▶ [Material provided]
__________
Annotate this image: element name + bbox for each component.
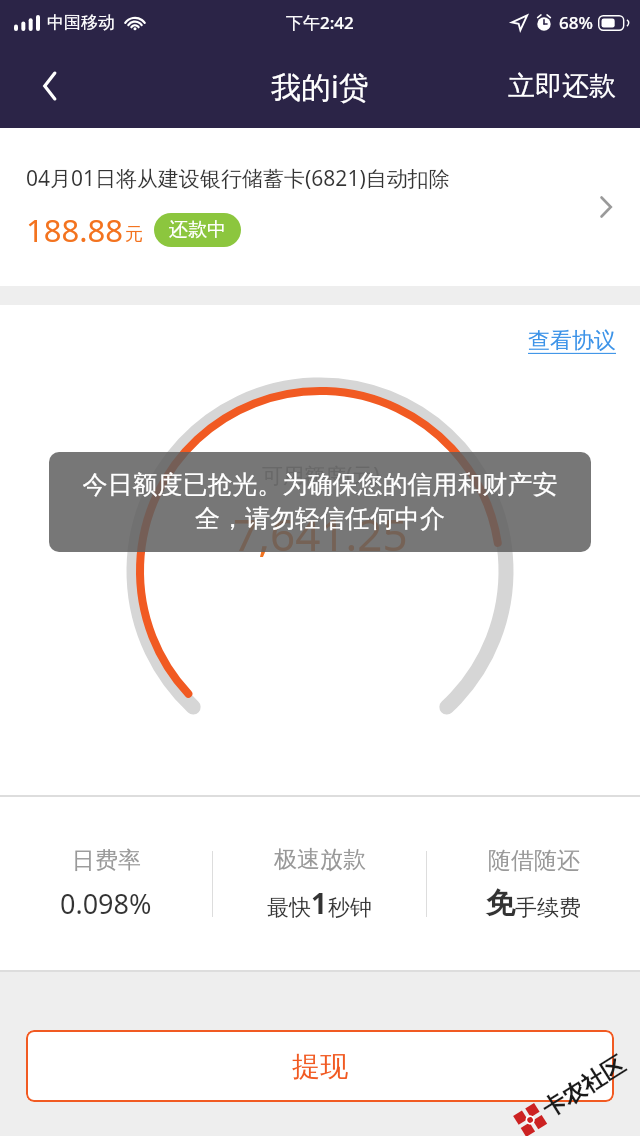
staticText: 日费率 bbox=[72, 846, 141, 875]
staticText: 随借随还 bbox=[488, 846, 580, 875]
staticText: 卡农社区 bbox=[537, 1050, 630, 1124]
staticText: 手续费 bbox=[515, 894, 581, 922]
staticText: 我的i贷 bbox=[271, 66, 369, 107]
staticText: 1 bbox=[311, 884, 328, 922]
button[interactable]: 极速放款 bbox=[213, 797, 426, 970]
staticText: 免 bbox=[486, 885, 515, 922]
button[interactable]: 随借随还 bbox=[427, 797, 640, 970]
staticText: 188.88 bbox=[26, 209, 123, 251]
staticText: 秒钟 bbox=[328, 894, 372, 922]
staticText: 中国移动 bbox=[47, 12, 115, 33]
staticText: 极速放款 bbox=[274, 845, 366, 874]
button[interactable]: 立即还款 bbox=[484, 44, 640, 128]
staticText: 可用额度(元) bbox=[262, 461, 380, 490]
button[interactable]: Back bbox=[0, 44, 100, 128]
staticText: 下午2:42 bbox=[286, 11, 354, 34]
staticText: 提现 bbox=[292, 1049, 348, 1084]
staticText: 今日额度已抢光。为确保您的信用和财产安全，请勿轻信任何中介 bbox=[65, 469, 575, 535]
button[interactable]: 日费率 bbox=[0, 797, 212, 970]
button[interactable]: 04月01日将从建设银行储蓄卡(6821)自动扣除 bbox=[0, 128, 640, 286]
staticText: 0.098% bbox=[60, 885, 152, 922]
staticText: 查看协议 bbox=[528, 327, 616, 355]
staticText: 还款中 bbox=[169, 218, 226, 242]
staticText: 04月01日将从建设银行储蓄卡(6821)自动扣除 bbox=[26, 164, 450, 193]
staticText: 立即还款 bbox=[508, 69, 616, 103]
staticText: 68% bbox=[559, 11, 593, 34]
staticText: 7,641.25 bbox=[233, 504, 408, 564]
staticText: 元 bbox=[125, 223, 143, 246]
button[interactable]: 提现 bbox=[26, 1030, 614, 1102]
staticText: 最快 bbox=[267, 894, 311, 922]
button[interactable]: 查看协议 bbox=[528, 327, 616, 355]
__________
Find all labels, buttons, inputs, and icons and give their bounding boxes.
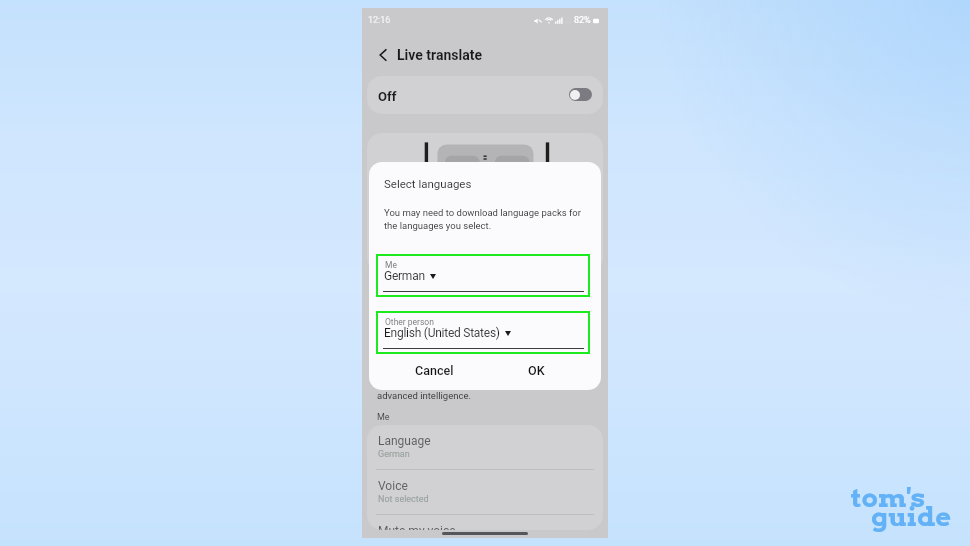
__________
▶ [Given exercise] Copy verbatim the lines from the one with "Annotate this image: element" to the one with "staticText: 下午2:42 bbox=[286, 11, 354, 34]", both included, and omit the pictures from your copy.

▶ [Finished exercise]
Annotate this image: element name + bbox for each component.
staticText: 日费率 bbox=[72, 846, 141, 875]
staticText: 随借随还 bbox=[488, 846, 580, 875]
staticText: 卡农社区 bbox=[537, 1050, 630, 1124]
staticText: 手续费 bbox=[515, 894, 581, 922]
staticText: 我的i贷 bbox=[271, 66, 369, 107]
staticText: 1 bbox=[311, 884, 328, 922]
button[interactable]: 极速放款 bbox=[213, 797, 426, 970]
staticText: 免 bbox=[486, 885, 515, 922]
button[interactable]: 随借随还 bbox=[427, 797, 640, 970]
staticText: 188.88 bbox=[26, 209, 123, 251]
staticText: 秒钟 bbox=[328, 894, 372, 922]
staticText: 中国移动 bbox=[47, 12, 115, 33]
staticText: 极速放款 bbox=[274, 845, 366, 874]
button[interactable]: 立即还款 bbox=[484, 44, 640, 128]
staticText: 可用额度(元) bbox=[262, 461, 380, 490]
button[interactable]: Back bbox=[0, 44, 100, 128]
staticText: 下午2:42 bbox=[286, 11, 354, 34]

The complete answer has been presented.